Lines of data:

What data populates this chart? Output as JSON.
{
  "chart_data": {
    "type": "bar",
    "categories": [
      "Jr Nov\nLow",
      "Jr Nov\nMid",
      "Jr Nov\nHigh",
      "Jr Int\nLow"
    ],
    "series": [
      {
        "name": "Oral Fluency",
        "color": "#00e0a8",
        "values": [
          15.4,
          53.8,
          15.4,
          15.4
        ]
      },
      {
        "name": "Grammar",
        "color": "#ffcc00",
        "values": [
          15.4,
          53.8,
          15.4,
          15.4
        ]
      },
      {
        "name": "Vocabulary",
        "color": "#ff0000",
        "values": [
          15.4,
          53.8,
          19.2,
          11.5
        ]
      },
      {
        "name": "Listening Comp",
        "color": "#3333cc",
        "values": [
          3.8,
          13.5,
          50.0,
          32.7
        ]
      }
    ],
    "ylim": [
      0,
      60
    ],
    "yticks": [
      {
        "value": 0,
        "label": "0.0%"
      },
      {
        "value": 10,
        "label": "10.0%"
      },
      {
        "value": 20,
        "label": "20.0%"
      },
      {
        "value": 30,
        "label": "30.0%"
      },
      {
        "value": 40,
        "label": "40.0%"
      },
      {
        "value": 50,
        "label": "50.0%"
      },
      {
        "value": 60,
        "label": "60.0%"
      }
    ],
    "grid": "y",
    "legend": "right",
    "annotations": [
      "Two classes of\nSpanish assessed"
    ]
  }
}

**Directions**
Please set down the whole listing above without altering a single line.

**Answer to this task**
What data populates this chart? Output as JSON.
{
  "chart_data": {
    "type": "bar",
    "categories": [
      "Jr Nov\nLow",
      "Jr Nov\nMid",
      "Jr Nov\nHigh",
      "Jr Int\nLow"
    ],
    "series": [
      {
        "name": "Oral Fluency",
        "color": "#00e0a8",
        "values": [
          15.4,
          53.8,
          15.4,
          15.4
        ]
      },
      {
        "name": "Grammar",
        "color": "#ffcc00",
        "values": [
          15.4,
          53.8,
          15.4,
          15.4
        ]
      },
      {
        "name": "Vocabulary",
        "color": "#ff0000",
        "values": [
          15.4,
          53.8,
          19.2,
          11.5
        ]
      },
      {
        "name": "Listening Comp",
        "color": "#3333cc",
        "values": [
          3.8,
          13.5,
          50.0,
          32.7
        ]
      }
    ],
    "ylim": [
      0,
      60
    ],
    "yticks": [
      {
        "value": 0,
        "label": "0.0%"
      },
      {
        "value": 10,
        "label": "10.0%"
      },
      {
        "value": 20,
        "label": "20.0%"
      },
      {
        "value": 30,
        "label": "30.0%"
      },
      {
        "value": 40,
        "label": "40.0%"
      },
      {
        "value": 50,
        "label": "50.0%"
      },
      {
        "value": 60,
        "label": "60.0%"
      }
    ],
    "grid": "y",
    "legend": "right",
    "annotations": [
      "Two classes of\nSpanish assessed"
    ]
  }
}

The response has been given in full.